### [WHAT IS NEEDED]
Write out the entire listing below exactly as it appears, minus any pictures.

### [RECORD EXTRACTS]

···

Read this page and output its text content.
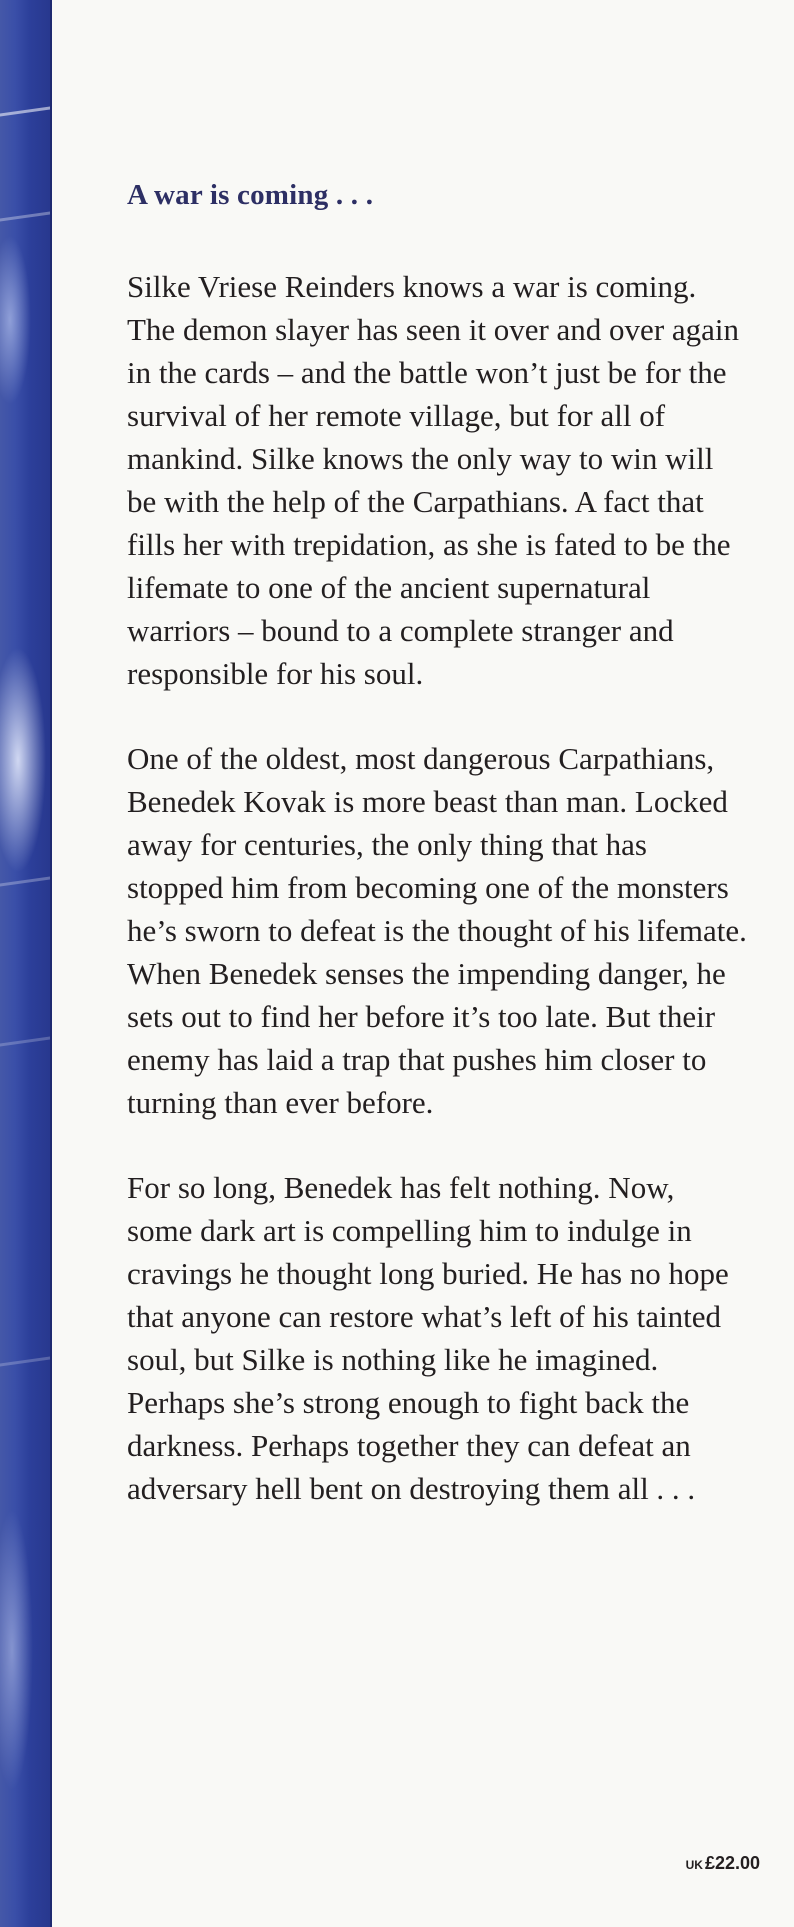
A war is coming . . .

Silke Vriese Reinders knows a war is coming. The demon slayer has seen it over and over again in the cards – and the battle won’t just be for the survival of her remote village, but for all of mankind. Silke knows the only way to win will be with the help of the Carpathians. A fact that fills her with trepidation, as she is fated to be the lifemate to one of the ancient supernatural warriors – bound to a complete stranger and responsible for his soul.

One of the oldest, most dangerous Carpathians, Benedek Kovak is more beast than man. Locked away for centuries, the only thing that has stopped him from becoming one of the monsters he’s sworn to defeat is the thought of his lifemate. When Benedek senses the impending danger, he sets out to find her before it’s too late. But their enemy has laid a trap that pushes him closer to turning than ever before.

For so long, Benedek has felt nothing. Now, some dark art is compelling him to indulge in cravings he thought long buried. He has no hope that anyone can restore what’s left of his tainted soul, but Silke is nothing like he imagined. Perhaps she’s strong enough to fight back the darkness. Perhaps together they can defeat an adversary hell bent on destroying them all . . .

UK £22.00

···

### [WRITTEN REPLY]
Read this page and output its text content.
A war is coming . . .

Silke Vriese Reinders knows a war is coming. The demon slayer has seen it over and over again in the cards – and the battle won’t just be for the survival of her remote village, but for all of mankind. Silke knows the only way to win will be with the help of the Carpathians. A fact that fills her with trepidation, as she is fated to be the lifemate to one of the ancient supernatural warriors – bound to a complete stranger and responsible for his soul.

One of the oldest, most dangerous Carpathians, Benedek Kovak is more beast than man. Locked away for centuries, the only thing that has stopped him from becoming one of the monsters he’s sworn to defeat is the thought of his lifemate. When Benedek senses the impending danger, he sets out to find her before it’s too late. But their enemy has laid a trap that pushes him closer to turning than ever before.

For so long, Benedek has felt nothing. Now, some dark art is compelling him to indulge in cravings he thought long buried. He has no hope that anyone can restore what’s left of his tainted soul, but Silke is nothing like he imagined. Perhaps she’s strong enough to fight back the darkness. Perhaps together they can defeat an adversary hell bent on destroying them all . . .

UK £22.00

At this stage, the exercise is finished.